--- Start of Data rows ---
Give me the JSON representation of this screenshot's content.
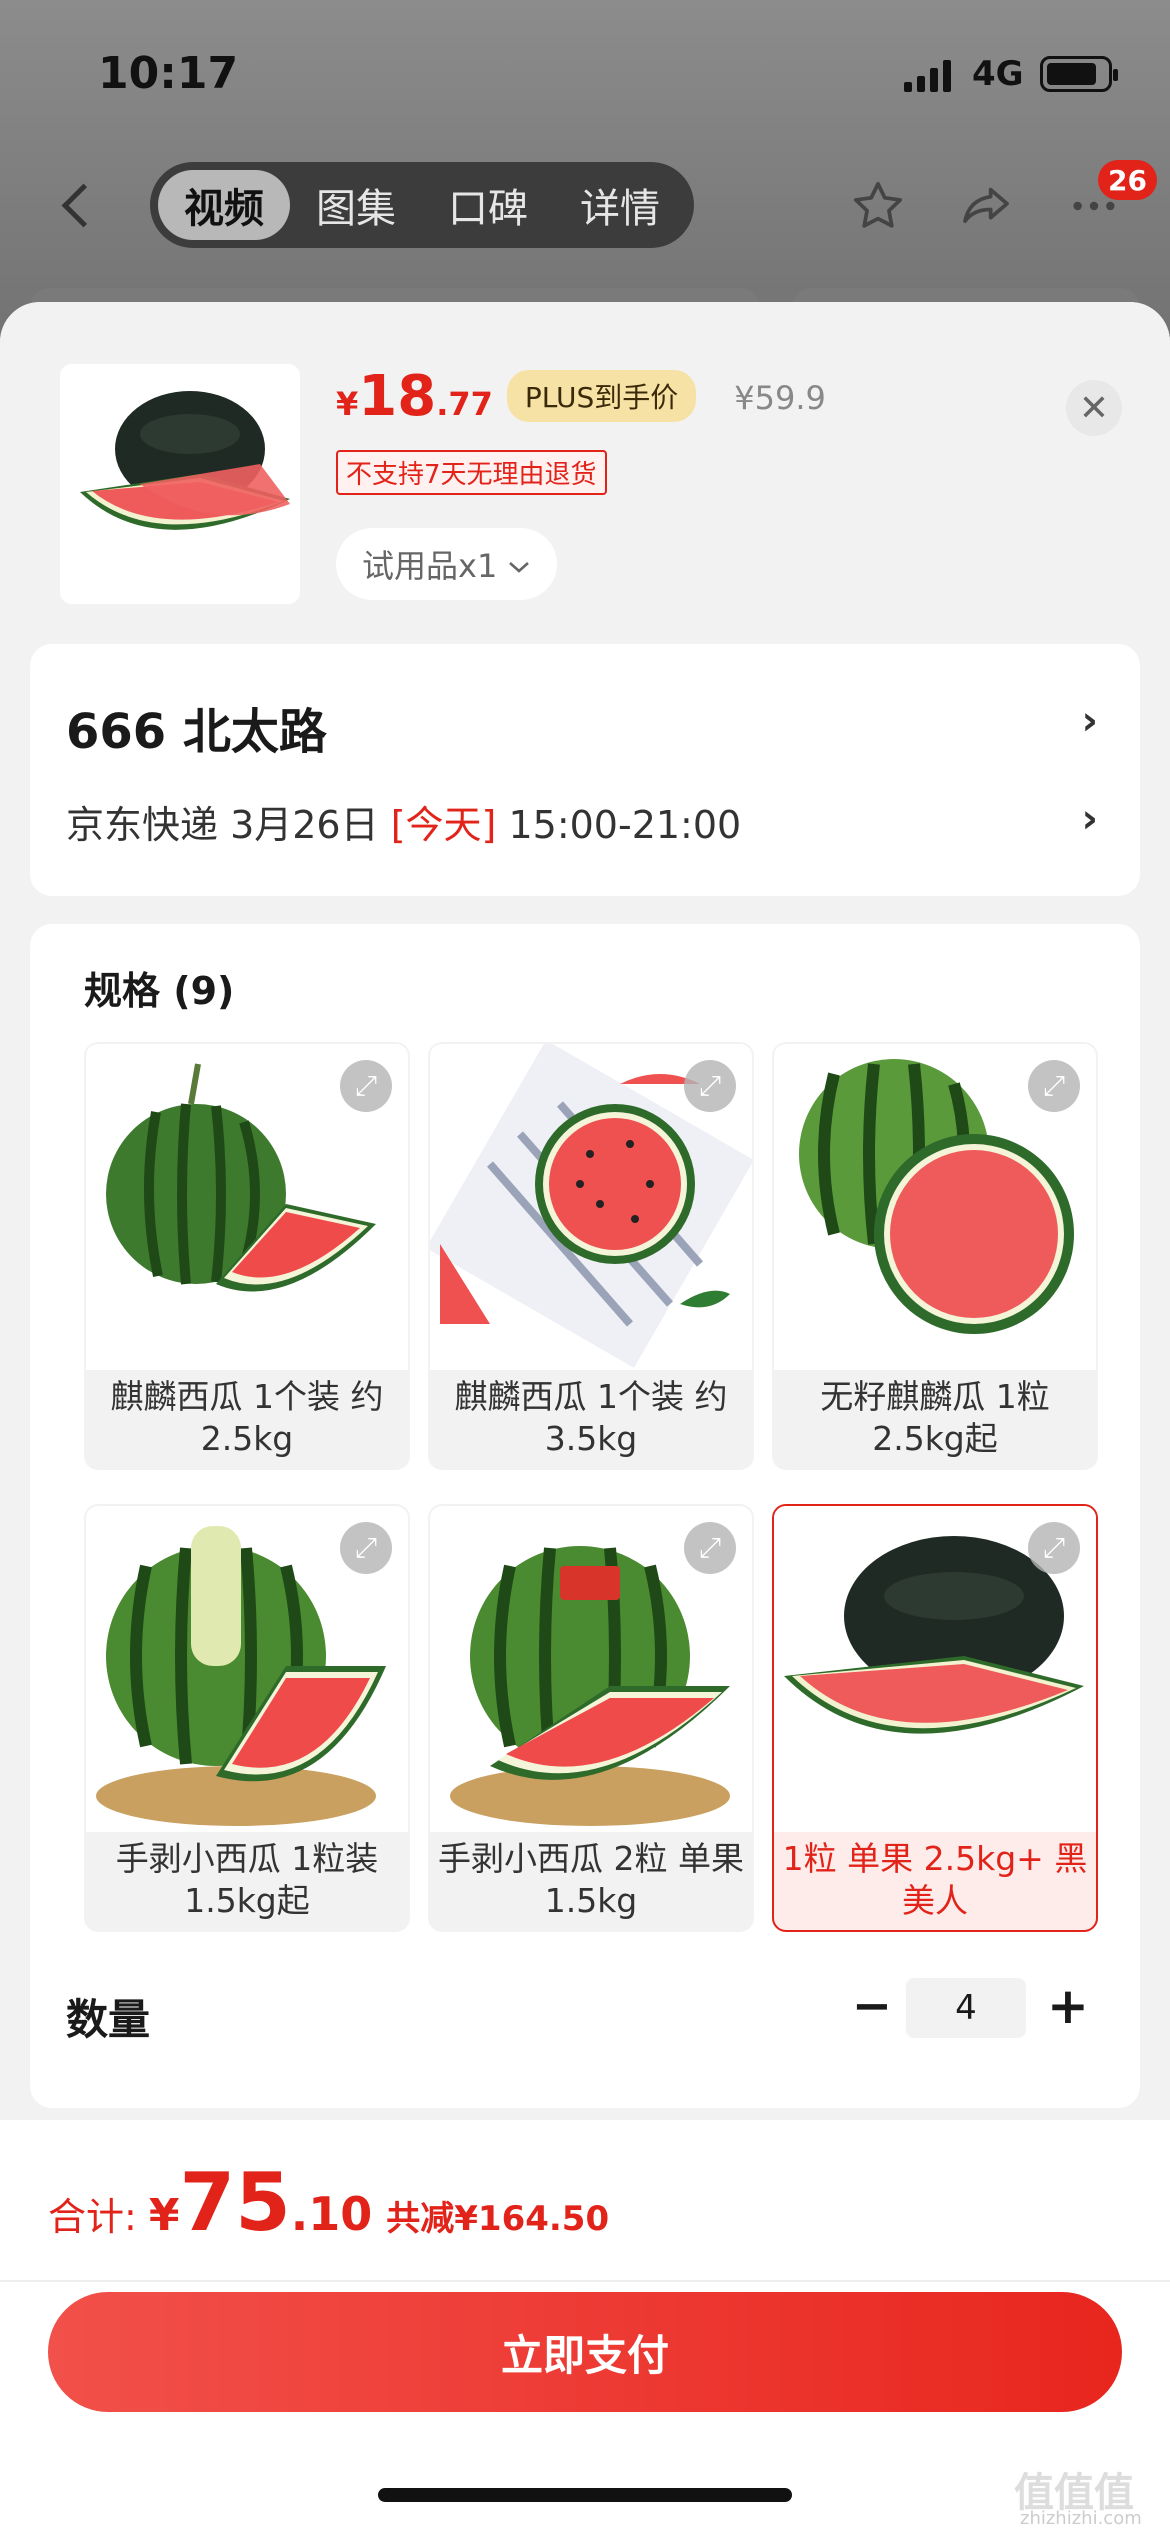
{
  "status_bar": {
    "time": "10:17",
    "network": "4G"
  },
  "nav": {
    "tabs": [
      {
        "label": "视频",
        "active": true
      },
      {
        "label": "图集",
        "active": false
      },
      {
        "label": "口碑",
        "active": false
      },
      {
        "label": "详情",
        "active": false
      }
    ],
    "cart_badge": "26",
    "icons": [
      "back-icon",
      "star-icon",
      "share-icon",
      "more-icon"
    ]
  },
  "product": {
    "price_symbol": "¥",
    "price_int": "18",
    "price_dec": ".77",
    "plus_tag": "PLUS到手价",
    "original_price": "¥59.9",
    "return_notice": "不支持7天无理由退货",
    "trial_chip": "试用品x1"
  },
  "address": {
    "line": "666  北太路",
    "carrier": "京东快递 3月26日",
    "today": "[今天]",
    "time_window": "15:00-21:00"
  },
  "spec": {
    "title": "规格 (9)",
    "items": [
      {
        "label": "麒麟西瓜 1个装 约2.5kg",
        "selected": false
      },
      {
        "label": "麒麟西瓜 1个装 约3.5kg",
        "selected": false
      },
      {
        "label": "无籽麒麟瓜 1粒 2.5kg起",
        "selected": false
      },
      {
        "label": "手剥小西瓜 1粒装 1.5kg起",
        "selected": false
      },
      {
        "label": "手剥小西瓜 2粒 单果1.5kg",
        "selected": false
      },
      {
        "label": "1粒 单果 2.5kg+ 黑美人",
        "selected": true
      }
    ]
  },
  "quantity": {
    "label": "数量",
    "value": "4"
  },
  "footer": {
    "total_label": "合计:",
    "total_symbol": "¥",
    "total_int": "75",
    "total_dec": ".10",
    "total_savings": "共减¥164.50",
    "pay_button": "立即支付",
    "watermark": "值值值",
    "watermark_sub": "zhizhizhi.com"
  },
  "colors": {
    "accent": "#e2231a",
    "plus_tag_bg": "#f7e2a6",
    "sheet_bg": "#f2f2f2"
  }
}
--- End of Data rows ---
The request: Every record above must be given again exactly; drop the pictures.

Answer in full:
Give me the JSON representation of this screenshot's content.
{
  "status_bar": {
    "time": "10:17",
    "network": "4G"
  },
  "nav": {
    "tabs": [
      {
        "label": "视频",
        "active": true
      },
      {
        "label": "图集",
        "active": false
      },
      {
        "label": "口碑",
        "active": false
      },
      {
        "label": "详情",
        "active": false
      }
    ],
    "cart_badge": "26",
    "icons": [
      "back-icon",
      "star-icon",
      "share-icon",
      "more-icon"
    ]
  },
  "product": {
    "price_symbol": "¥",
    "price_int": "18",
    "price_dec": ".77",
    "plus_tag": "PLUS到手价",
    "original_price": "¥59.9",
    "return_notice": "不支持7天无理由退货",
    "trial_chip": "试用品x1"
  },
  "address": {
    "line": "666  北太路",
    "carrier": "京东快递 3月26日",
    "today": "[今天]",
    "time_window": "15:00-21:00"
  },
  "spec": {
    "title": "规格 (9)",
    "items": [
      {
        "label": "麒麟西瓜 1个装 约2.5kg",
        "selected": false
      },
      {
        "label": "麒麟西瓜 1个装 约3.5kg",
        "selected": false
      },
      {
        "label": "无籽麒麟瓜 1粒 2.5kg起",
        "selected": false
      },
      {
        "label": "手剥小西瓜 1粒装 1.5kg起",
        "selected": false
      },
      {
        "label": "手剥小西瓜 2粒 单果1.5kg",
        "selected": false
      },
      {
        "label": "1粒 单果 2.5kg+ 黑美人",
        "selected": true
      }
    ]
  },
  "quantity": {
    "label": "数量",
    "value": "4"
  },
  "footer": {
    "total_label": "合计:",
    "total_symbol": "¥",
    "total_int": "75",
    "total_dec": ".10",
    "total_savings": "共减¥164.50",
    "pay_button": "立即支付",
    "watermark": "值值值",
    "watermark_sub": "zhizhizhi.com"
  },
  "colors": {
    "accent": "#e2231a",
    "plus_tag_bg": "#f7e2a6",
    "sheet_bg": "#f2f2f2"
  }
}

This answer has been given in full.